**Your objective:**
Please return every line from the entries that has the string "this" in it.

(Figure collection entries)

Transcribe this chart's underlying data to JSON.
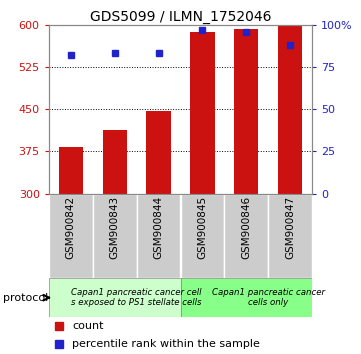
{
  "title": "GDS5099 / ILMN_1752046",
  "categories": [
    "GSM900842",
    "GSM900843",
    "GSM900844",
    "GSM900845",
    "GSM900846",
    "GSM900847"
  ],
  "counts": [
    383,
    413,
    447,
    588,
    592,
    597
  ],
  "percentiles": [
    82,
    83,
    83,
    97,
    96,
    88
  ],
  "ylim_left": [
    300,
    600
  ],
  "ylim_right": [
    0,
    100
  ],
  "yticks_left": [
    300,
    375,
    450,
    525,
    600
  ],
  "yticks_right": [
    0,
    25,
    50,
    75,
    100
  ],
  "bar_color": "#cc1111",
  "percentile_color": "#2222cc",
  "bar_width": 0.55,
  "protocol_groups": [
    {
      "label": "Capan1 pancreatic cancer cell\ns exposed to PS1 stellate cells",
      "start": 0,
      "end": 3,
      "color": "#ccffcc"
    },
    {
      "label": "Capan1 pancreatic cancer\ncells only",
      "start": 3,
      "end": 6,
      "color": "#88ff88"
    }
  ],
  "legend_count_label": "count",
  "legend_percentile_label": "percentile rank within the sample",
  "protocol_label": "protocol",
  "xticklabel_bg": "#cccccc",
  "grid_color": "#000000",
  "grid_linestyle": ":",
  "grid_linewidth": 0.7
}
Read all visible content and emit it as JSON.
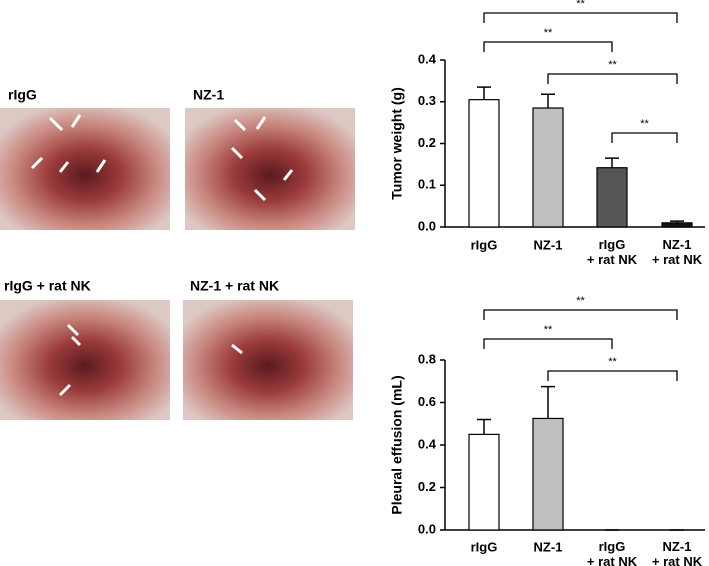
{
  "photo_labels": [
    "rIgG",
    "NZ-1",
    "rIgG + rat NK",
    "NZ-1 + rat NK"
  ],
  "chart_data": [
    {
      "type": "bar",
      "y_label": "Tumor weight (g)",
      "categories": [
        "rIgG",
        "NZ-1",
        "rIgG\n+ rat NK",
        "NZ-1\n+ rat NK"
      ],
      "values": [
        0.305,
        0.285,
        0.142,
        0.01
      ],
      "errors": [
        0.03,
        0.033,
        0.023,
        0.004
      ],
      "colors": [
        "#ffffff",
        "#c0c0c0",
        "#555555",
        "#111111"
      ],
      "ylim": [
        0,
        0.4
      ],
      "yticks": [
        {
          "value": 0,
          "label": "0.0"
        },
        0.1,
        0.2,
        0.3,
        0.4
      ],
      "annotations": [
        {
          "pair": [
            0,
            3
          ],
          "label": "**"
        },
        {
          "pair": [
            0,
            2
          ],
          "label": "**"
        },
        {
          "pair": [
            1,
            3
          ],
          "label": "**"
        },
        {
          "pair": [
            2,
            3
          ],
          "label": "**"
        }
      ]
    },
    {
      "type": "bar",
      "y_label": "Pleural effusion (mL)",
      "categories": [
        "rIgG",
        "NZ-1",
        "rIgG\n+ rat NK",
        "NZ-1\n+ rat NK"
      ],
      "values": [
        0.45,
        0.525,
        0,
        0
      ],
      "errors": [
        0.07,
        0.15,
        0,
        0
      ],
      "colors": [
        "#ffffff",
        "#c0c0c0",
        "#555555",
        "#111111"
      ],
      "ylim": [
        0,
        0.8
      ],
      "yticks": [
        {
          "value": 0,
          "label": "0.0"
        },
        0.2,
        0.4,
        0.6,
        0.8
      ],
      "annotations": [
        {
          "pair": [
            0,
            3
          ],
          "label": "**"
        },
        {
          "pair": [
            0,
            2
          ],
          "label": "**"
        },
        {
          "pair": [
            1,
            3
          ],
          "label": "**"
        }
      ]
    }
  ]
}
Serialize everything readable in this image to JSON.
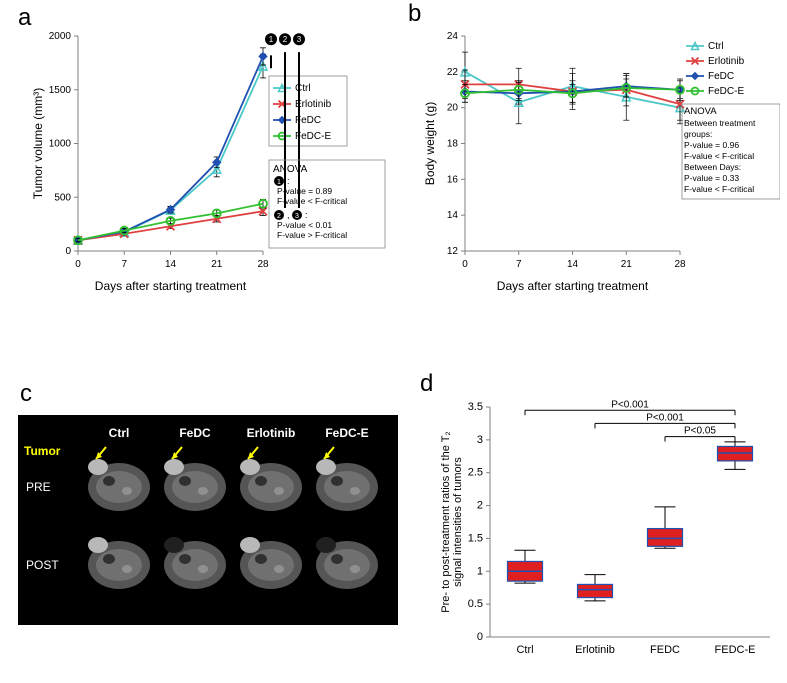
{
  "panels": {
    "a": "a",
    "b": "b",
    "c": "c",
    "d": "d"
  },
  "panel_a": {
    "type": "line",
    "x": [
      0,
      7,
      14,
      21,
      28
    ],
    "series": [
      {
        "name": "Ctrl",
        "y": [
          100,
          175,
          380,
          760,
          1720
        ],
        "err": [
          20,
          20,
          30,
          70,
          110
        ],
        "color": "#4bc8c8",
        "marker": "triangle-open"
      },
      {
        "name": "Erlotinib",
        "y": [
          100,
          160,
          230,
          300,
          370
        ],
        "err": [
          15,
          15,
          20,
          30,
          40
        ],
        "color": "#e04040",
        "marker": "x"
      },
      {
        "name": "FeDC",
        "y": [
          100,
          180,
          385,
          825,
          1810
        ],
        "err": [
          20,
          20,
          30,
          50,
          80
        ],
        "color": "#2050b0",
        "marker": "diamond"
      },
      {
        "name": "FeDC-E",
        "y": [
          100,
          190,
          280,
          350,
          440
        ],
        "err": [
          15,
          20,
          25,
          30,
          40
        ],
        "color": "#30c030",
        "marker": "circle-open"
      }
    ],
    "xlabel": "Days after starting treatment",
    "ylabel": "Tumor volume (mm³)",
    "ylim": [
      0,
      2000
    ],
    "ytick_step": 500,
    "xlim": [
      0,
      28
    ],
    "xtick_step": 7,
    "label_fontsize": 12,
    "tick_fontsize": 10,
    "legend_border": true,
    "anova": {
      "title": "ANOVA",
      "items": [
        "❶:",
        "P-value = 0.89",
        "F-value < F-critical",
        "❷, ❸:",
        "P-value < 0.01",
        "F-value > F-critical"
      ]
    },
    "markers_nums": [
      "❶",
      "❷",
      "❸"
    ],
    "background_color": "#ffffff",
    "axis_color": "#808080",
    "line_width": 1.8
  },
  "panel_b": {
    "type": "line",
    "x": [
      0,
      7,
      14,
      21,
      28
    ],
    "series": [
      {
        "name": "Ctrl",
        "y": [
          22.0,
          20.3,
          21.2,
          20.6,
          20.0
        ],
        "err": [
          1.1,
          1.2,
          1.0,
          1.3,
          0.9
        ],
        "color": "#4bc8c8",
        "marker": "triangle-open"
      },
      {
        "name": "Erlotinib",
        "y": [
          21.3,
          21.3,
          20.9,
          21.0,
          20.2
        ],
        "err": [
          0.8,
          0.9,
          1.0,
          0.9,
          0.9
        ],
        "color": "#e04040",
        "marker": "x"
      },
      {
        "name": "FeDC",
        "y": [
          20.9,
          20.8,
          20.9,
          21.2,
          21.0
        ],
        "err": [
          0.6,
          0.6,
          0.6,
          0.6,
          0.6
        ],
        "color": "#2050b0",
        "marker": "diamond"
      },
      {
        "name": "FeDC-E",
        "y": [
          20.8,
          21.0,
          20.8,
          21.1,
          21.0
        ],
        "err": [
          0.5,
          0.5,
          0.5,
          0.5,
          0.5
        ],
        "color": "#30c030",
        "marker": "circle-open"
      }
    ],
    "xlabel": "Days after starting treatment",
    "ylabel": "Body weight (g)",
    "ylim": [
      12,
      24
    ],
    "ytick_step": 2,
    "xlim": [
      0,
      28
    ],
    "xtick_step": 7,
    "label_fontsize": 12,
    "tick_fontsize": 10,
    "anova": {
      "title": "ANOVA",
      "lines": [
        "Between treatment",
        "groups:",
        "   P-value = 0.96",
        "   F-value < F-critical",
        "Between Days:",
        "   P-value = 0.33",
        "   F-value < F-critical"
      ]
    },
    "background_color": "#ffffff",
    "axis_color": "#808080",
    "line_width": 1.8
  },
  "panel_c": {
    "type": "image-grid",
    "background_color": "#000000",
    "columns": [
      "Ctrl",
      "FeDC",
      "Erlotinib",
      "FeDC-E"
    ],
    "rows": [
      "PRE",
      "POST"
    ],
    "tumor_label": "Tumor",
    "tumor_label_color": "#ffff00",
    "header_color": "#ffffff",
    "arrow_color": "#ffff00"
  },
  "panel_d": {
    "type": "boxplot",
    "categories": [
      "Ctrl",
      "Erlotinib",
      "FEDC",
      "FEDC-E"
    ],
    "boxes": [
      {
        "q1": 0.85,
        "median": 1.0,
        "q3": 1.15,
        "whisker_lo": 0.82,
        "whisker_hi": 1.32
      },
      {
        "q1": 0.6,
        "median": 0.72,
        "q3": 0.8,
        "whisker_lo": 0.55,
        "whisker_hi": 0.95
      },
      {
        "q1": 1.38,
        "median": 1.5,
        "q3": 1.65,
        "whisker_lo": 1.35,
        "whisker_hi": 1.98
      },
      {
        "q1": 2.68,
        "median": 2.8,
        "q3": 2.9,
        "whisker_lo": 2.55,
        "whisker_hi": 2.97
      }
    ],
    "box_fill": "#e02020",
    "box_stroke": "#2050b0",
    "median_color": "#2050b0",
    "whisker_color": "#000000",
    "ylabel": "Pre- to post-treatment ratios of the T₂\nsignal intensities of tumors",
    "ylim": [
      0,
      3.5
    ],
    "ytick_step": 0.5,
    "sig_bars": [
      {
        "from": 0,
        "to": 3,
        "y": 3.45,
        "label": "P<0.001"
      },
      {
        "from": 1,
        "to": 3,
        "y": 3.25,
        "label": "P<0.001"
      },
      {
        "from": 2,
        "to": 3,
        "y": 3.05,
        "label": "P<0.05"
      }
    ],
    "label_fontsize": 11,
    "tick_fontsize": 11,
    "axis_color": "#808080",
    "background_color": "#ffffff",
    "box_width": 0.5
  }
}
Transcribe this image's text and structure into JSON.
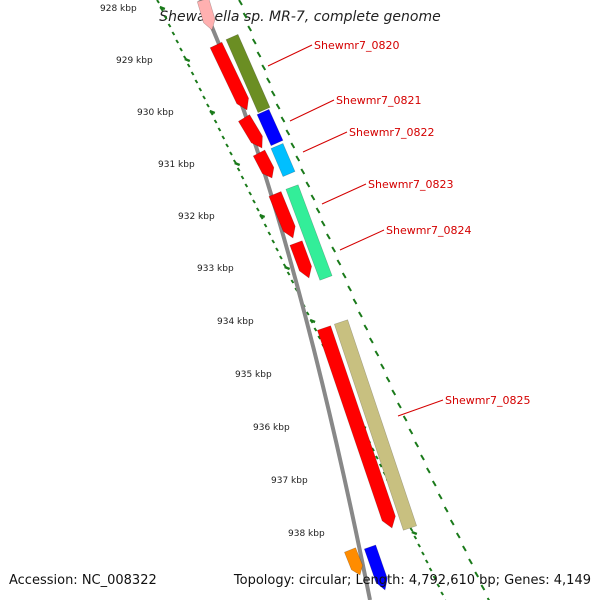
{
  "header": {
    "title": "Shewanella sp. MR-7, complete genome"
  },
  "footer": {
    "accession": "Accession: NC_008322",
    "summary": "Topology: circular; Length: 4,792,610 bp; Genes: 4,149"
  },
  "scale": {
    "ticks": [
      "928 kbp",
      "929 kbp",
      "930 kbp",
      "931 kbp",
      "932 kbp",
      "933 kbp",
      "934 kbp",
      "935 kbp",
      "936 kbp",
      "937 kbp",
      "938 kbp"
    ]
  },
  "colors": {
    "backbone": "#888888",
    "tick": "#1a7a1a",
    "cds": "#ff0000",
    "label": "#d40000"
  },
  "genes": [
    {
      "label": "Shewmr7_0820",
      "color": "#6b8e23"
    },
    {
      "label": "Shewmr7_0821",
      "color": "#0000ff"
    },
    {
      "label": "Shewmr7_0822",
      "color": "#00bfff"
    },
    {
      "label": "Shewmr7_0823",
      "color": "#33ee99"
    },
    {
      "label": "Shewmr7_0824",
      "color": "#33ee99"
    },
    {
      "label": "Shewmr7_0825",
      "color": "#c8c080"
    }
  ]
}
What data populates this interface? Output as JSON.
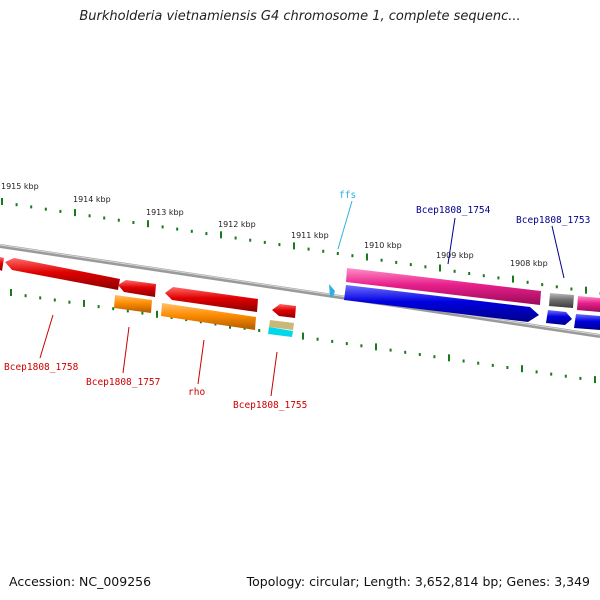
{
  "title": "Burkholderia vietnamiensis G4 chromosome 1, complete sequenc...",
  "footer": {
    "accession": "Accession: NC_009256",
    "summary": "Topology: circular; Length: 3,652,814 bp; Genes: 3,349"
  },
  "ruler": [
    "1915 kbp",
    "1914 kbp",
    "1913 kbp",
    "1912 kbp",
    "1911 kbp",
    "1910 kbp",
    "1909 kbp",
    "1908 kbp"
  ],
  "genes": {
    "ffs": "ffs",
    "g1754": "Bcep1808_1754",
    "g1753": "Bcep1808_1753",
    "g1758": "Bcep1808_1758",
    "g1757": "Bcep1808_1757",
    "rho": "rho",
    "g1755": "Bcep1808_1755"
  },
  "colors": {
    "red": "#e00000",
    "orange": "#ff8c00",
    "pink": "#e8208c",
    "blue": "#0000e0",
    "gray": "#707070",
    "cyan": "#00d8e8",
    "tan": "#c8b87a",
    "ticks": "#1a7a1a",
    "red_label": "#cc0000",
    "blue_label": "#00008b",
    "cyan_label": "#30b0e0"
  }
}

**Task solution:**
Transcribe this chart's underlying data to JSON.
Serialize everything readable in this image to JSON.
Transcribe this image's text and structure into JSON.
What data populates this interface? Output as JSON.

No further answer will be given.